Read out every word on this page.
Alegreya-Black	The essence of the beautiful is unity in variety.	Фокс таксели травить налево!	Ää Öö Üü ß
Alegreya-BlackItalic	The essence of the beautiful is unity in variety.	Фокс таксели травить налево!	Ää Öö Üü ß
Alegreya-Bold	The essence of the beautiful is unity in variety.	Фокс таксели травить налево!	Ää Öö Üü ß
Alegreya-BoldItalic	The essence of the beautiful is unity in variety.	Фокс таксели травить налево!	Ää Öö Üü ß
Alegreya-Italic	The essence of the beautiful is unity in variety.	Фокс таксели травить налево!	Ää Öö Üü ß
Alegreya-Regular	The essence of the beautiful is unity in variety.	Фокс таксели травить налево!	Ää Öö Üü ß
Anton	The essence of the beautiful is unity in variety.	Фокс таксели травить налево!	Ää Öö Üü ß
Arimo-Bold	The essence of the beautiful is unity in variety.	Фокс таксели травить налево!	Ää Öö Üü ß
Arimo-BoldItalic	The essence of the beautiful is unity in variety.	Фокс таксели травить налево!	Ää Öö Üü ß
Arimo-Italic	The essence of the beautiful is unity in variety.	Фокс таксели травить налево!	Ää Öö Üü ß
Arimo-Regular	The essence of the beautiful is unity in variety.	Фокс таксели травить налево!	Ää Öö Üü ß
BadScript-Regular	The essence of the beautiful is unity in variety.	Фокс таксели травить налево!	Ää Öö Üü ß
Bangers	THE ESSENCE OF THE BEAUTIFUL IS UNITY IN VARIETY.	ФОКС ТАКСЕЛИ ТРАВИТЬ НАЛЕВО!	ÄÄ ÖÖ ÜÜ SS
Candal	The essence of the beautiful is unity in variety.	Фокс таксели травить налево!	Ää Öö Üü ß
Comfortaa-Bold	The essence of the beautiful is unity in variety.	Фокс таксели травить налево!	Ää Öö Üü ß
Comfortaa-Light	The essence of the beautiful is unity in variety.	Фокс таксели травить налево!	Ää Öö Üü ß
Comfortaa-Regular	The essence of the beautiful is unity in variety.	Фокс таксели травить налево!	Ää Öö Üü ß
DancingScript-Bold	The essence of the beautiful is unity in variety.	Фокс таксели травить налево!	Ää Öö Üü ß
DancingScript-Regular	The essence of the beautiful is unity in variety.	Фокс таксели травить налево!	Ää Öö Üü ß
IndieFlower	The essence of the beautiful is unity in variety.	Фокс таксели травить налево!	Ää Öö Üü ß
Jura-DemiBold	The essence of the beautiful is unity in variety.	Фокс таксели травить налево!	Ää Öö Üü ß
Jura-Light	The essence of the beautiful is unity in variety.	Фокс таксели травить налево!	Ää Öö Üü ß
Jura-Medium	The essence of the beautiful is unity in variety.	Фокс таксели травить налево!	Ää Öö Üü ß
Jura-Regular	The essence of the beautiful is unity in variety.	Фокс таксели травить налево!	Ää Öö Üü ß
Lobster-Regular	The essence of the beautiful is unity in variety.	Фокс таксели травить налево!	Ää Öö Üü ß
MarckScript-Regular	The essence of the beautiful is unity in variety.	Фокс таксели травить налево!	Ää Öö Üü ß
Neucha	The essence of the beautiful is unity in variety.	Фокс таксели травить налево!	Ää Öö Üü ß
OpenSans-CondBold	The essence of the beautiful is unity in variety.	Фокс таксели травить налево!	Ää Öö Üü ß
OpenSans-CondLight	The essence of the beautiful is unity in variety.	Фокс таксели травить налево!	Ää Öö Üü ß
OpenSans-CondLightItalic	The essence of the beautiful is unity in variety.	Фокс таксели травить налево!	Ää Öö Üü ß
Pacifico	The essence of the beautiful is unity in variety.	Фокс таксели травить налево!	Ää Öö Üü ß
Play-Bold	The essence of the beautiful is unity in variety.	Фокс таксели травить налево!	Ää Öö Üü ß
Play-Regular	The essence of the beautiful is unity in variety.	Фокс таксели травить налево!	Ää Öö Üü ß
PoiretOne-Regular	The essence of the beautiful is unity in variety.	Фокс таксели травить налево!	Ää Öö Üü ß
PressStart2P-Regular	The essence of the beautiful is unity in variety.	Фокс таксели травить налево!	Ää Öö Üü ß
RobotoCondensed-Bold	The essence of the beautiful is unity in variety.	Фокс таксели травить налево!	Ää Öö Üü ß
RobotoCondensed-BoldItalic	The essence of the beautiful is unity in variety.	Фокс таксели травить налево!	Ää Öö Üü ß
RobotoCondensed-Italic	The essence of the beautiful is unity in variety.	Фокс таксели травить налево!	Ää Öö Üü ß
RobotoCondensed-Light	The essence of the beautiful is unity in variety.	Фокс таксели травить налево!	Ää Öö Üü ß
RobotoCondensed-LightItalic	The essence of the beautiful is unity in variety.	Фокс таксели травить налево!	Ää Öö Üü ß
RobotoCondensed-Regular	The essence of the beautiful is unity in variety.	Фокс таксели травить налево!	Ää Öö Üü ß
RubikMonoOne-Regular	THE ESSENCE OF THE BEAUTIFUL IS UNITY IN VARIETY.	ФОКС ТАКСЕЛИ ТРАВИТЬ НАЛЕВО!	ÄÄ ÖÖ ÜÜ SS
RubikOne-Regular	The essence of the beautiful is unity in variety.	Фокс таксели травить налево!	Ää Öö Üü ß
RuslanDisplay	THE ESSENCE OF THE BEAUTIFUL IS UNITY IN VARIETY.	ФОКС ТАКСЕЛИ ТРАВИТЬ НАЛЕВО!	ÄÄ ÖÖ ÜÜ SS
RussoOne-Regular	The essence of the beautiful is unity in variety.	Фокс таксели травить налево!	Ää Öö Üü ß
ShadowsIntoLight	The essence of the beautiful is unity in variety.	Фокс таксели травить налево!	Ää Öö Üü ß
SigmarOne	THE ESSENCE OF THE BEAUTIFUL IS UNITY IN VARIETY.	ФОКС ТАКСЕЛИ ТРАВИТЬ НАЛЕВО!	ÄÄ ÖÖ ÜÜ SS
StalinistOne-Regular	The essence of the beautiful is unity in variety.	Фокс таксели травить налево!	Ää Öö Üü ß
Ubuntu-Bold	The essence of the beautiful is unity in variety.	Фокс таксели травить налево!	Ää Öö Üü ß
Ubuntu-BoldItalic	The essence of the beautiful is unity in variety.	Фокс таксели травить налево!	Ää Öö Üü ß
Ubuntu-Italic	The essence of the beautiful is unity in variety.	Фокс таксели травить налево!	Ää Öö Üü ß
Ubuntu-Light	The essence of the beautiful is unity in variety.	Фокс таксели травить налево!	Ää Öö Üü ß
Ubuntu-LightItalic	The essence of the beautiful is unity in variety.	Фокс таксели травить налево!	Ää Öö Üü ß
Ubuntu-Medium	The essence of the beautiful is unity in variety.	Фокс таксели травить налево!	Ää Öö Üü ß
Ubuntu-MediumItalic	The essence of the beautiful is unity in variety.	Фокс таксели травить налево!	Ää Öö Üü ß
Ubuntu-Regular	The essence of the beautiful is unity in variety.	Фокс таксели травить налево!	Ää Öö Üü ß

□ □ □

PROBLEM DETAILS – Would you copy out each line exactly as written?

OUTPUT FOR THIS TASK –
Read out every word on this page.
Alegreya-Black	The essence of the beautiful is unity in variety.	Фокс таксели травить налево!	Ää Öö Üü ß
Alegreya-BlackItalic	The essence of the beautiful is unity in variety.	Фокс таксели травить налево!	Ää Öö Üü ß
Alegreya-Bold	The essence of the beautiful is unity in variety.	Фокс таксели травить налево!	Ää Öö Üü ß
Alegreya-BoldItalic	The essence of the beautiful is unity in variety.	Фокс таксели травить налево!	Ää Öö Üü ß
Alegreya-Italic	The essence of the beautiful is unity in variety.	Фокс таксели травить налево!	Ää Öö Üü ß
Alegreya-Regular	The essence of the beautiful is unity in variety.	Фокс таксели травить налево!	Ää Öö Üü ß
Anton	The essence of the beautiful is unity in variety.	Фокс таксели травить налево!	Ää Öö Üü ß
Arimo-Bold	The essence of the beautiful is unity in variety.	Фокс таксели травить налево!	Ää Öö Üü ß
Arimo-BoldItalic	The essence of the beautiful is unity in variety.	Фокс таксели травить налево!	Ää Öö Üü ß
Arimo-Italic	The essence of the beautiful is unity in variety.	Фокс таксели травить налево!	Ää Öö Üü ß
Arimo-Regular	The essence of the beautiful is unity in variety.	Фокс таксели травить налево!	Ää Öö Üü ß
BadScript-Regular	The essence of the beautiful is unity in variety.	Фокс таксели травить налево!	Ää Öö Üü ß
Bangers	THE ESSENCE OF THE BEAUTIFUL IS UNITY IN VARIETY.	ФОКС ТАКСЕЛИ ТРАВИТЬ НАЛЕВО!	ÄÄ ÖÖ ÜÜ SS
Candal	The essence of the beautiful is unity in variety.	Фокс таксели травить налево!	Ää Öö Üü ß
Comfortaa-Bold	The essence of the beautiful is unity in variety.	Фокс таксели травить налево!	Ää Öö Üü ß
Comfortaa-Light	The essence of the beautiful is unity in variety.	Фокс таксели травить налево!	Ää Öö Üü ß
Comfortaa-Regular	The essence of the beautiful is unity in variety.	Фокс таксели травить налево!	Ää Öö Üü ß
DancingScript-Bold	The essence of the beautiful is unity in variety.	Фокс таксели травить налево!	Ää Öö Üü ß
DancingScript-Regular	The essence of the beautiful is unity in variety.	Фокс таксели травить налево!	Ää Öö Üü ß
IndieFlower	The essence of the beautiful is unity in variety.	Фокс таксели травить налево!	Ää Öö Üü ß
Jura-DemiBold	The essence of the beautiful is unity in variety.	Фокс таксели травить налево!	Ää Öö Üü ß
Jura-Light	The essence of the beautiful is unity in variety.	Фокс таксели травить налево!	Ää Öö Üü ß
Jura-Medium	The essence of the beautiful is unity in variety.	Фокс таксели травить налево!	Ää Öö Üü ß
Jura-Regular	The essence of the beautiful is unity in variety.	Фокс таксели травить налево!	Ää Öö Üü ß
Lobster-Regular	The essence of the beautiful is unity in variety.	Фокс таксели травить налево!	Ää Öö Üü ß
MarckScript-Regular	The essence of the beautiful is unity in variety.	Фокс таксели травить налево!	Ää Öö Üü ß
Neucha	The essence of the beautiful is unity in variety.	Фокс таксели травить налево!	Ää Öö Üü ß
OpenSans-CondBold	The essence of the beautiful is unity in variety.	Фокс таксели травить налево!	Ää Öö Üü ß
OpenSans-CondLight	The essence of the beautiful is unity in variety.	Фокс таксели травить налево!	Ää Öö Üü ß
OpenSans-CondLightItalic	The essence of the beautiful is unity in variety.	Фокс таксели травить налево!	Ää Öö Üü ß
Pacifico	The essence of the beautiful is unity in variety.	Фокс таксели травить налево!	Ää Öö Üü ß
Play-Bold	The essence of the beautiful is unity in variety.	Фокс таксели травить налево!	Ää Öö Üü ß
Play-Regular	The essence of the beautiful is unity in variety.	Фокс таксели травить налево!	Ää Öö Üü ß
PoiretOne-Regular	The essence of the beautiful is unity in variety.	Фокс таксели травить налево!	Ää Öö Üü ß
PressStart2P-Regular	The essence of the beautiful is unity in variety.	Фокс таксели травить налево!	Ää Öö Üü ß
RobotoCondensed-Bold	The essence of the beautiful is unity in variety.	Фокс таксели травить налево!	Ää Öö Üü ß
RobotoCondensed-BoldItalic	The essence of the beautiful is unity in variety.	Фокс таксели травить налево!	Ää Öö Üü ß
RobotoCondensed-Italic	The essence of the beautiful is unity in variety.	Фокс таксели травить налево!	Ää Öö Üü ß
RobotoCondensed-Light	The essence of the beautiful is unity in variety.	Фокс таксели травить налево!	Ää Öö Üü ß
RobotoCondensed-LightItalic	The essence of the beautiful is unity in variety.	Фокс таксели травить налево!	Ää Öö Üü ß
RobotoCondensed-Regular	The essence of the beautiful is unity in variety.	Фокс таксели травить налево!	Ää Öö Üü ß
RubikMonoOne-Regular	THE ESSENCE OF THE BEAUTIFUL IS UNITY IN VARIETY.	ФОКС ТАКСЕЛИ ТРАВИТЬ НАЛЕВО!	ÄÄ ÖÖ ÜÜ SS
RubikOne-Regular	The essence of the beautiful is unity in variety.	Фокс таксели травить налево!	Ää Öö Üü ß
RuslanDisplay	THE ESSENCE OF THE BEAUTIFUL IS UNITY IN VARIETY.	ФОКС ТАКСЕЛИ ТРАВИТЬ НАЛЕВО!	ÄÄ ÖÖ ÜÜ SS
RussoOne-Regular	The essence of the beautiful is unity in variety.	Фокс таксели травить налево!	Ää Öö Üü ß
ShadowsIntoLight	The essence of the beautiful is unity in variety.	Фокс таксели травить налево!	Ää Öö Üü ß
SigmarOne	THE ESSENCE OF THE BEAUTIFUL IS UNITY IN VARIETY.	ФОКС ТАКСЕЛИ ТРАВИТЬ НАЛЕВО!	ÄÄ ÖÖ ÜÜ SS
StalinistOne-Regular	The essence of the beautiful is unity in variety.	Фокс таксели травить налево!	Ää Öö Üü ß
Ubuntu-Bold	The essence of the beautiful is unity in variety.	Фокс таксели травить налево!	Ää Öö Üü ß
Ubuntu-BoldItalic	The essence of the beautiful is unity in variety.	Фокс таксели травить налево!	Ää Öö Üü ß
Ubuntu-Italic	The essence of the beautiful is unity in variety.	Фокс таксели травить налево!	Ää Öö Üü ß
Ubuntu-Light	The essence of the beautiful is unity in variety.	Фокс таксели травить налево!	Ää Öö Üü ß
Ubuntu-LightItalic	The essence of the beautiful is unity in variety.	Фокс таксели травить налево!	Ää Öö Üü ß
Ubuntu-Medium	The essence of the beautiful is unity in variety.	Фокс таксели травить налево!	Ää Öö Üü ß
Ubuntu-MediumItalic	The essence of the beautiful is unity in variety.	Фокс таксели травить налево!	Ää Öö Üü ß
Ubuntu-Regular	The essence of the beautiful is unity in variety.	Фокс таксели травить налево!	Ää Öö Üü ß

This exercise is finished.